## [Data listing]
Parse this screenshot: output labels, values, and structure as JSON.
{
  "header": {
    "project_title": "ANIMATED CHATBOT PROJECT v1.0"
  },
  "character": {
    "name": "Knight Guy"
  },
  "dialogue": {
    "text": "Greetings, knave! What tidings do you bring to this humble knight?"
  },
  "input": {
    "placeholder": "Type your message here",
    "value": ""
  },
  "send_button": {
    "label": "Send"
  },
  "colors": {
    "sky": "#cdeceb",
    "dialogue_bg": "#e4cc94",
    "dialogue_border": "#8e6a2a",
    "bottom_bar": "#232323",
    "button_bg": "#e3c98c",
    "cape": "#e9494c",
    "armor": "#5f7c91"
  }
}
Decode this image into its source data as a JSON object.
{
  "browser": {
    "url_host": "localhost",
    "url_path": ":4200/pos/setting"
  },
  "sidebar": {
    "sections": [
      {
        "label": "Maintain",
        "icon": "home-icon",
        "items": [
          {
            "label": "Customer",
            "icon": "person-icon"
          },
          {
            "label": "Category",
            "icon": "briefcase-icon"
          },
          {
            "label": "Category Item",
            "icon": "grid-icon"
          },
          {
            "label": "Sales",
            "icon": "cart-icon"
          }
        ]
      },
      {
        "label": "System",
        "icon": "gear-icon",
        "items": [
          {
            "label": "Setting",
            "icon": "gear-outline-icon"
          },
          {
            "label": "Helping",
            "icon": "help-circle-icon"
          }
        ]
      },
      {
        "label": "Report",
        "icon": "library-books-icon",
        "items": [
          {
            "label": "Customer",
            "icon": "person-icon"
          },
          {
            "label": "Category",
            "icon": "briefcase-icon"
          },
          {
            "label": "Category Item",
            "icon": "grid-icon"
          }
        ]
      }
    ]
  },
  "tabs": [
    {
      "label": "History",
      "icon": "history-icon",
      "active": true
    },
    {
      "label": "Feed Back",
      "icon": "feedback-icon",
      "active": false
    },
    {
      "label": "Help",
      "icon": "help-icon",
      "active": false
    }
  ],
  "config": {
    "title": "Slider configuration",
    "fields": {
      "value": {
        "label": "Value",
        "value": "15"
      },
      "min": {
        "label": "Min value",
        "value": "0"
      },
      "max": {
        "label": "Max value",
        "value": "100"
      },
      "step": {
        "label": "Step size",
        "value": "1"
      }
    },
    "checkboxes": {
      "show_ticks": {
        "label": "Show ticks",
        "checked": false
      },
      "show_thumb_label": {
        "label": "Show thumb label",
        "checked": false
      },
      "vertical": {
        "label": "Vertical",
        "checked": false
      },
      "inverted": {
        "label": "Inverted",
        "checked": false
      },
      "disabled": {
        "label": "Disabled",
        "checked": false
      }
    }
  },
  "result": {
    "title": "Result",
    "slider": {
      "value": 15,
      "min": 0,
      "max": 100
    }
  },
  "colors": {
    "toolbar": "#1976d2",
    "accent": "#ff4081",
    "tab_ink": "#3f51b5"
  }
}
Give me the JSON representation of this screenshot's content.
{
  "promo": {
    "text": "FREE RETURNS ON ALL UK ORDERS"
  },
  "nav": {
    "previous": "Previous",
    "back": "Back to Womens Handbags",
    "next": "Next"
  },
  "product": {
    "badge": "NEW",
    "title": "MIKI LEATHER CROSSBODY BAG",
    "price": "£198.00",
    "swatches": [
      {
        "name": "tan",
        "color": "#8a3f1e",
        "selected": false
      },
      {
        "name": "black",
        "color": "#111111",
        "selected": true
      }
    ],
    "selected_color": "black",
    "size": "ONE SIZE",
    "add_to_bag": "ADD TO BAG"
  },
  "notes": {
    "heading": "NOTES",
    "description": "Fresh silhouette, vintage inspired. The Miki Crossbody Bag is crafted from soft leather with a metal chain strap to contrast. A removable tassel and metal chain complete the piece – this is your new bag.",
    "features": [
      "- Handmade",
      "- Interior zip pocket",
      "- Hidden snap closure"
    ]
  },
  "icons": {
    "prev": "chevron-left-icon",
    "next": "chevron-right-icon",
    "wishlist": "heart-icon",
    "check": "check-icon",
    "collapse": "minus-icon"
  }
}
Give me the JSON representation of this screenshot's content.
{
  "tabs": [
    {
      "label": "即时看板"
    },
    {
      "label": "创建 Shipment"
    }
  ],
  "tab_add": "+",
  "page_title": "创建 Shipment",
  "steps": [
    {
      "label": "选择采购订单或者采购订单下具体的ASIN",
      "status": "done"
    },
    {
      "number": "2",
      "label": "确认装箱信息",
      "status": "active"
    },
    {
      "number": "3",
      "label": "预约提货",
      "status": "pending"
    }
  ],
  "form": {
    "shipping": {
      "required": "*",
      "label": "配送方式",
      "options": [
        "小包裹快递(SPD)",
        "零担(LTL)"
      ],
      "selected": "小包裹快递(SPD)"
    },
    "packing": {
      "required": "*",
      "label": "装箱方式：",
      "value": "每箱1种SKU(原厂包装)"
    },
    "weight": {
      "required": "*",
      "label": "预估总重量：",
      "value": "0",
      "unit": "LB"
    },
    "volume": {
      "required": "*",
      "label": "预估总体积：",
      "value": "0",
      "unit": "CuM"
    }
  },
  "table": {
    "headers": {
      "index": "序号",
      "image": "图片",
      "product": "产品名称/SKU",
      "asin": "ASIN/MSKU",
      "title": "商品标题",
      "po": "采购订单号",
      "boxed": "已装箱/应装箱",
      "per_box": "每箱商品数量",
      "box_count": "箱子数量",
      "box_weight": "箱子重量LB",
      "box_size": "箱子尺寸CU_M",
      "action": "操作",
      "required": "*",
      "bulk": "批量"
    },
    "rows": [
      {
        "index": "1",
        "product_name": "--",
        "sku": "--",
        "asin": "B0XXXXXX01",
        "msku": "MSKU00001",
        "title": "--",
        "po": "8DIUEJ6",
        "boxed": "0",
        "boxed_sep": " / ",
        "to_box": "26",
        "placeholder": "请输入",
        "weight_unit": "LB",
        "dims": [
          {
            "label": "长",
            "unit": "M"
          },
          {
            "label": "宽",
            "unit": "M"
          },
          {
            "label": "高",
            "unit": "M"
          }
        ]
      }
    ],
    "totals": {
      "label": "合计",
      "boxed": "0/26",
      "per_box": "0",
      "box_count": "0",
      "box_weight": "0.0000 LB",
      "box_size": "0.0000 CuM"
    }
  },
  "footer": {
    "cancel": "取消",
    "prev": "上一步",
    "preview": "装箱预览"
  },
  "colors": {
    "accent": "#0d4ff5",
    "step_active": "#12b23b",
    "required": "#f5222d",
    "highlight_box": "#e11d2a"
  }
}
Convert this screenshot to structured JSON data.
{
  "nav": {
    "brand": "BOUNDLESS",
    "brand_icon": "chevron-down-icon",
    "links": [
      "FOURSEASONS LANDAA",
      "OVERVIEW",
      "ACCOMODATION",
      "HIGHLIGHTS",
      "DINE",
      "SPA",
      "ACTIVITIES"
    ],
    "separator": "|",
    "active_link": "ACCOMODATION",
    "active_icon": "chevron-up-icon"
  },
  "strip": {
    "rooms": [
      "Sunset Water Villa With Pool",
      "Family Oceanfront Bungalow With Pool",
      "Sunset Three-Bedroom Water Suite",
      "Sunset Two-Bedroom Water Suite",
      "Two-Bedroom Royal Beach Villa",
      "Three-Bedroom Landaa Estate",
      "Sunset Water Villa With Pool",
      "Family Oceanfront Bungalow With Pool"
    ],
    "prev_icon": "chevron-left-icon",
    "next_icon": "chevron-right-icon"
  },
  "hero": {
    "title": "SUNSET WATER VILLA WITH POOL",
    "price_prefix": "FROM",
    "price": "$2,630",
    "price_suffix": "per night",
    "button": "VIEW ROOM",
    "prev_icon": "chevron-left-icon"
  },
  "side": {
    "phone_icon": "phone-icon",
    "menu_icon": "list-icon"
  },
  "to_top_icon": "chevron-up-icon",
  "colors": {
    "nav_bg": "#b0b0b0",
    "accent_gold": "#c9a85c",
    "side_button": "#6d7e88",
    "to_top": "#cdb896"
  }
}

## [Exercise instructions]
Check each line above for "your" and return the ones that have it.

## [Written answer]
    "placeholder": "Type your message here",
    "description": "Fresh silhouette, vintage inspired. The Miki Crossbody Bag is crafted from soft leather with a metal chain strap to contrast. A removable tassel and metal chain complete the piece – this is your new bag.",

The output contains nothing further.